▶ **Quoted passage**:

- - - -

Pet insurance should be a well-researched purchase for pet owners, as there are now more options on the market than ever before.
Though expensive premiums may be cumbersome for many clients, basic insurance premiums average $50 a month, according to pet insurer Trupanion. Coverages, of course, vary from policy to policy, and range from basic emergency coverage to full "maintenance" plans. The price of pet premiums varies by their span of coverage, species, age and, of course, breed.
Click through the following pages to review the options to consider when looking at pet insurance for your clients.
Some of the basic needs for coverage are medication, routine check-ups and emergency services. Common problems for dogs, such as ingesting harmful objects, can cost upward of $1,500 per visit. Cats have medical issues too, and their costs can be similar.
It’s in the best interest of your client to get insurance when their pet is young, to take advantage of more affordable premiums, and also to see if their provider will cover immunizations and neutering or spaying.
Many insurers may reimburse medical expenses for emergencies and services such as X-rays and hospitalizations, but be wary that some also require a waiting period for accidents and illnesses.
Hereditary issues such as skin or breathing problems can be considered pre-existing conditions in some pets.
“No pet insurance company covers pre-existing conditions,” said Kathryn Clappison, a spokeswoman for Trupanion.
For example, a specific type of dog breed might be notorious for asthma problems, or hip dysplasia later in life, and oftentimes insurers will leave out services that offer reimbursement for medical care related to these conditions.
To be sure of all pre-existing issues, insurers might require a vet to examine your client’s pet before issuing a policy, and it’s important to know what conditions would or would not be covered by the insurance provider. Like health insurance for humans, it can be easy for clients to get confused about what is and is not covered by the new policy.

- - - -

▶ **Data entries**:
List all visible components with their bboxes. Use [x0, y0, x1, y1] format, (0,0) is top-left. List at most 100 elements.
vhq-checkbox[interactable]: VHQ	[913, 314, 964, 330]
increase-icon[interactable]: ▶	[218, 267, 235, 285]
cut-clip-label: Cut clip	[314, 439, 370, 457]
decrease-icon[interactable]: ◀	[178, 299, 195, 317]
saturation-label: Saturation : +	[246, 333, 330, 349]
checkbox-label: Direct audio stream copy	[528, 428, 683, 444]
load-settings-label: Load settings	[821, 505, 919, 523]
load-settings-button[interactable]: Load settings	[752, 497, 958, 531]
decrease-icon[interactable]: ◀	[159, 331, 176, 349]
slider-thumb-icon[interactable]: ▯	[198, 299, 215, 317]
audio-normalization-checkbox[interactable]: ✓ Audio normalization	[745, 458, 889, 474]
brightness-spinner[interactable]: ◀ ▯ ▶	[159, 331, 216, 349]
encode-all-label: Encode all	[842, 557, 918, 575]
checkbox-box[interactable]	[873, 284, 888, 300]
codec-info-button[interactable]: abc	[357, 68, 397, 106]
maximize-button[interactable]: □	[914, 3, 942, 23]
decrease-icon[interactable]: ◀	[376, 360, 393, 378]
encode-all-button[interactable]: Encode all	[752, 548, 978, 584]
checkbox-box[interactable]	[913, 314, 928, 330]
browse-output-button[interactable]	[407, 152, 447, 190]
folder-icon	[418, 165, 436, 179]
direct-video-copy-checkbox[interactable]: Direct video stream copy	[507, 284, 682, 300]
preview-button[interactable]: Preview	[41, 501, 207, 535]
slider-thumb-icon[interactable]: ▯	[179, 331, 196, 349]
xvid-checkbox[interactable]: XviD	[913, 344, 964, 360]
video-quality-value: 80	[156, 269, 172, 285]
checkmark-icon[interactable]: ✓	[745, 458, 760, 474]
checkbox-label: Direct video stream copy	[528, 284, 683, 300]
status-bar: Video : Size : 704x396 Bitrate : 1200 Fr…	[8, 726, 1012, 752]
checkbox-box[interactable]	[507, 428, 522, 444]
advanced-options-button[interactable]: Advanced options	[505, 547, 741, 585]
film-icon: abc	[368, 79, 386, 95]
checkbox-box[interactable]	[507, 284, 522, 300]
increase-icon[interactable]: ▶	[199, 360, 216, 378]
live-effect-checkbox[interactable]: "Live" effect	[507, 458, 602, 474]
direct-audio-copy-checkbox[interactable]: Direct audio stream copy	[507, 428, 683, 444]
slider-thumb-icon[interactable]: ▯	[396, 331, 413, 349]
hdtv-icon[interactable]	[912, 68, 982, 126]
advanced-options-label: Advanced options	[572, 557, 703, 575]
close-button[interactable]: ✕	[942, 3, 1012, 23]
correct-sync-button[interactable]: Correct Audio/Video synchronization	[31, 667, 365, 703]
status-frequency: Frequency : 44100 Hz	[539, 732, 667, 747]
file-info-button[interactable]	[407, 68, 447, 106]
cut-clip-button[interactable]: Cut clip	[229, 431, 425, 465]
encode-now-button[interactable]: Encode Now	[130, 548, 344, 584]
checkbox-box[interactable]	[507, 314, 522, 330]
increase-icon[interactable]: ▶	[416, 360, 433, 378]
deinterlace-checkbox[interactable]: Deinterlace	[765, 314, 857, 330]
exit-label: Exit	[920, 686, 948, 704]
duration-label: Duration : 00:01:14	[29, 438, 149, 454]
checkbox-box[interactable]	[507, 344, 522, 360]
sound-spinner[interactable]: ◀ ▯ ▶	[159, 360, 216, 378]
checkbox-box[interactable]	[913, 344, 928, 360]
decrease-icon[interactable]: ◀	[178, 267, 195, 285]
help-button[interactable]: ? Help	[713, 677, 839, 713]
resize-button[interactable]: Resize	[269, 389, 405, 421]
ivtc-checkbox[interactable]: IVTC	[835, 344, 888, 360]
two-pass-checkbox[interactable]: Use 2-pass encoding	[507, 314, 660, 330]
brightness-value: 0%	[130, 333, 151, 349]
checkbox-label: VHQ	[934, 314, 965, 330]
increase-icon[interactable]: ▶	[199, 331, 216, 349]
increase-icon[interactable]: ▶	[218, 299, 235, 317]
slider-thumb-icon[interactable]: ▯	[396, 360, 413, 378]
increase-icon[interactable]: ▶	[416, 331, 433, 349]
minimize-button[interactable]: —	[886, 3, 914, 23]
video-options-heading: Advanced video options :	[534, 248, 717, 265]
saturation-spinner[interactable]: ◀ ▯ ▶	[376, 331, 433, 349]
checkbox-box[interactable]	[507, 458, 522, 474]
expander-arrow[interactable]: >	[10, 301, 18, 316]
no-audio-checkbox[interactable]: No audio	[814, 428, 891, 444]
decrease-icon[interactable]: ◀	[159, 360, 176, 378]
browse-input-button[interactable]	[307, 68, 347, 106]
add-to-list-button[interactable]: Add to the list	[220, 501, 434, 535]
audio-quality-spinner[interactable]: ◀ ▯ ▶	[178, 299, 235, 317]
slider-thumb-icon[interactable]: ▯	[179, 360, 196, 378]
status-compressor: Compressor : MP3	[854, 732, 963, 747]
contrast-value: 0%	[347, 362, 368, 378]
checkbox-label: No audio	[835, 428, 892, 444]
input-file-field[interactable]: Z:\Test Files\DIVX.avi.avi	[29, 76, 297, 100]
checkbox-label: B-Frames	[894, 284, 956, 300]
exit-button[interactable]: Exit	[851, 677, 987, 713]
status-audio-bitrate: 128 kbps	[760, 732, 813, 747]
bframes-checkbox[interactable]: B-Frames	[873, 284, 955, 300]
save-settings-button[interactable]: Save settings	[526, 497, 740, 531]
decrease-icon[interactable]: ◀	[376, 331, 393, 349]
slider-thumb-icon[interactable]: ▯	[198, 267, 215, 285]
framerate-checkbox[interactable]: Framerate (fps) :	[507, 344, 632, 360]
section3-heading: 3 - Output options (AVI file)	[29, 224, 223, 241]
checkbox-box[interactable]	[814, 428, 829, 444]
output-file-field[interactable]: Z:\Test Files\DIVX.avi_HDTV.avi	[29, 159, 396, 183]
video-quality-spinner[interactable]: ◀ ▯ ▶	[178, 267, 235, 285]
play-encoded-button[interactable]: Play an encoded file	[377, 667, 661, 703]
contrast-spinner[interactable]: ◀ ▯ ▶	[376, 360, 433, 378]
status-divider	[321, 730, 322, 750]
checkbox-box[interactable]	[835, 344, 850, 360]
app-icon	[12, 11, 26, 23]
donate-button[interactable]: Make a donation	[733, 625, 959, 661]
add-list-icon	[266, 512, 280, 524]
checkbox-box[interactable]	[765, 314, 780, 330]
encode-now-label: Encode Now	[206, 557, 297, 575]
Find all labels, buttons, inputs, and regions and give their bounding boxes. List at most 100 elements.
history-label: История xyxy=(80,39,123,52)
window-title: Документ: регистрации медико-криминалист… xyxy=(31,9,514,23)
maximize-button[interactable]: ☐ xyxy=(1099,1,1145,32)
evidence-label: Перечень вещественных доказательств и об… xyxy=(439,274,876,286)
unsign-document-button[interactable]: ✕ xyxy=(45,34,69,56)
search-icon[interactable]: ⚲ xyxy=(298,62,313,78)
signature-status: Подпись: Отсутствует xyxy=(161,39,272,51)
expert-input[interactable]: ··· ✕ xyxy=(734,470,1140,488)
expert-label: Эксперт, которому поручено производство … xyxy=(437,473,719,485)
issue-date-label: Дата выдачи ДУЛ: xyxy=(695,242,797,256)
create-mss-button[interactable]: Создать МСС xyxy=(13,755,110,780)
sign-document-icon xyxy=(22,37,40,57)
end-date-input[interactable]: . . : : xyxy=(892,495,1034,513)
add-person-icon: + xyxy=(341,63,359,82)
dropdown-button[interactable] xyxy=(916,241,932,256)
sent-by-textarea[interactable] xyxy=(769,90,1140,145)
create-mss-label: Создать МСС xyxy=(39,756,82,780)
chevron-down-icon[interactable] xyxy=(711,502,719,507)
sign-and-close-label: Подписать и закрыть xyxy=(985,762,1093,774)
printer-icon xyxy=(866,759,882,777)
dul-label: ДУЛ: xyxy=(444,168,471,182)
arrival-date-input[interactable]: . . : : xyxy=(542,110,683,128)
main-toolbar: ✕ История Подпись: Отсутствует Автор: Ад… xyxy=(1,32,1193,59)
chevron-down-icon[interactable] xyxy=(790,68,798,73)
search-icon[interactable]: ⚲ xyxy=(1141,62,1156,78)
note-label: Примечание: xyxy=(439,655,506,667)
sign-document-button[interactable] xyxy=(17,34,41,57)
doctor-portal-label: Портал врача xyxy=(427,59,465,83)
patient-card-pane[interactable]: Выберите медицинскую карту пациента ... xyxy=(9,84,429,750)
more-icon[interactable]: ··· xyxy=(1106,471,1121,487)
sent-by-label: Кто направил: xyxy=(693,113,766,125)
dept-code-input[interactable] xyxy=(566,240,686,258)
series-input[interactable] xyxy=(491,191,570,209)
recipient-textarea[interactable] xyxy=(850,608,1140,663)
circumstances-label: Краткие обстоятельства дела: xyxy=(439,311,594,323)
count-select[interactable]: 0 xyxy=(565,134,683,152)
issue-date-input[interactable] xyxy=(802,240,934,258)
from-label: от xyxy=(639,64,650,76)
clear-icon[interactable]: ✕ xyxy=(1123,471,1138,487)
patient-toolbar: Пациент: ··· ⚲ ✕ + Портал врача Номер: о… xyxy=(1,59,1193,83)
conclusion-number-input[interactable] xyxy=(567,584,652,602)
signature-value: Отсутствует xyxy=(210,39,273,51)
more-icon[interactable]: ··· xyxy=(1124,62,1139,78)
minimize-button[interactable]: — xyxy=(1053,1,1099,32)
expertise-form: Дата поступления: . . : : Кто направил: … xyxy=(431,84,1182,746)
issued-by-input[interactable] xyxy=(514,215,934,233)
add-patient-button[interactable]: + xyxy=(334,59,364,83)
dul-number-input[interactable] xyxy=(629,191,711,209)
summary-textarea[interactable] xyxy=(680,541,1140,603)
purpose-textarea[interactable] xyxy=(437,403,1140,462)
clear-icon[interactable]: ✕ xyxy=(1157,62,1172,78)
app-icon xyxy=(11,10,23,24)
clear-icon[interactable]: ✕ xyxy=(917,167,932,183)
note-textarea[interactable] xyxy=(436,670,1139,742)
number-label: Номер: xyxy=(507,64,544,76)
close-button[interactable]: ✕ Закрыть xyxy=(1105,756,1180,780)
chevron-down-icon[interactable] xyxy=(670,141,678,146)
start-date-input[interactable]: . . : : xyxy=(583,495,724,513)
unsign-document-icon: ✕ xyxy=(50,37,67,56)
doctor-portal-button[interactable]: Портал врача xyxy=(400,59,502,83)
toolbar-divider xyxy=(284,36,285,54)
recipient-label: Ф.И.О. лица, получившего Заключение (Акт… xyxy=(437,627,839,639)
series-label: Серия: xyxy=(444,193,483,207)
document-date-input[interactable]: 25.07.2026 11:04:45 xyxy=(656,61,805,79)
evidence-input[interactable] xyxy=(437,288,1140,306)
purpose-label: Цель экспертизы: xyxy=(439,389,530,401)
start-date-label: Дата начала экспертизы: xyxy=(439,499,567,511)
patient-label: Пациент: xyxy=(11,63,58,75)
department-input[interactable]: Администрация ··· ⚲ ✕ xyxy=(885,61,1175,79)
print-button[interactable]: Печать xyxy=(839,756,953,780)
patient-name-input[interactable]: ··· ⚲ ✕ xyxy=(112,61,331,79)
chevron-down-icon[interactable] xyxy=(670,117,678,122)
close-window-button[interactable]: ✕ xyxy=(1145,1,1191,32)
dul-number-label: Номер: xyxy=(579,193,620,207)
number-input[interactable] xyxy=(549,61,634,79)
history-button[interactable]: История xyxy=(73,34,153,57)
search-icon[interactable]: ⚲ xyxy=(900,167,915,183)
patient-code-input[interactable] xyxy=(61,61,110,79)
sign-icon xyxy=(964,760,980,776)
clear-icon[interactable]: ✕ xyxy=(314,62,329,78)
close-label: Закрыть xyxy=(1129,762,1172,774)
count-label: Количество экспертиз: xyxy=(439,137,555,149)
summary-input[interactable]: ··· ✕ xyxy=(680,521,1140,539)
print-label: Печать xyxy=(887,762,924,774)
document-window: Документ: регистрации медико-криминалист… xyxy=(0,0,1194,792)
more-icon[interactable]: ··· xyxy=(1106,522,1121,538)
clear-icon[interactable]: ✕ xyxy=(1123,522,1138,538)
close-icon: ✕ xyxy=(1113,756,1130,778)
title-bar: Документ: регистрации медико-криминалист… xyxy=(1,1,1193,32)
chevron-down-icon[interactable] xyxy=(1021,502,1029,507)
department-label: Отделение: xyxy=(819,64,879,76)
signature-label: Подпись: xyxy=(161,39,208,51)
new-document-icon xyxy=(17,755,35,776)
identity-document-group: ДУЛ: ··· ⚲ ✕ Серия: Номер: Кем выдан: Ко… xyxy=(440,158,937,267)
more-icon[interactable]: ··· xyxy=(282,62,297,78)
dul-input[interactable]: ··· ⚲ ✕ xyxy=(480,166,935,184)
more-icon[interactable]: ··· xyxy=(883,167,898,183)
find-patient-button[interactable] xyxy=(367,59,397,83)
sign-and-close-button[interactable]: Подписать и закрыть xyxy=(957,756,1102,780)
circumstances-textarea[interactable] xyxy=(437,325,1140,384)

- - - -

▶ **Task instructions**:
(a) According to the pet insurance text, what factors make the price of pet premiums vary?
(b) In the pet insurance text, how much do basic insurance premiums cost per month on average?
(c) Carry on the pet insurance text from its last sentence.
These items come from a separate source and are not part of the pet insurance text.

▶ **Outputs by task**:
(a) Span of coverage, species, age, and breed.

(b) $50 a month, according to Trupanion.

(c)
Some insurance plans may not allow similar services for your client’s pet during consecutive renewals.
If a pet was treated for a medical issue in one year, insurers can claim the illness or problem as a pre-existing condition, cutting the possibility of future treatment. It's always best to check with the insurance provider to see if they offer renewable benefits for your client’s pet before making any assumptions.
In order to keep your client’s costs down, agents should evaluate the overall needs of the pet and tailor the plan recommendation individually. There may not be a need for every service offered, especially if the breed doesn’t require it or if the pet is generally healthy.
Not every pet insurance premium is equal. Sometimes it might be cheaper if routine dental work or preventative care wasn’t included in the policy – sometimes they’re not even offered if they weren’t caused by an accident or injury. Your client’s policy also might be different based on their pet breed and age.
In 2009, $12.7 billion was spent on veterinary care, according to the American Pet Products Association. As more technology is being introduced into pet treatment, such as radiation and diabetes treatment, costs are expected to rise, and the financial burden will be placed on pet owners. If those owners have insurance for their pets, they will need to seek reimbursement for these treatments.
It’s always best to review the insurance company’s benefits schedule for any pet policy. This will break down the payments and applicable fees for your client, such as co-pays and deductibles. Check to see if the insurance company plans to reimburse your client directly, or if they plan to go through the veterinarian. Also ask if the client will need to pre-pay for every service, or if the insurer can deal directly with the vet for some, more basic services.
Similar to human health insurance policies, many pet insurers require that your client go through a network of vets offered through the company to ensure coverage. This can be a make-or-break situation for whatever provider your client chooses, given that veterinarian history with the client’s pet is often important to owners. It isn't always easy to find a new vet on short notice.
Before buying a policy, check to see who your client’s preferred vet is and see if they’re in the insurer's network. More importantly, if they do not have a preferred provider make sure there is one in their area that works with the potential insurer. It may be easiest to call around to different vet offices directly to ask what insurance providers they handle.
Important Questions to Ask
• Can your client choose any vet?
• Does the policy cover annual wellness exams?
• Is there a dollar limit for vet office fees?
• Are prescription drugs covered?
• Will the policy cover spaying or neutering charges?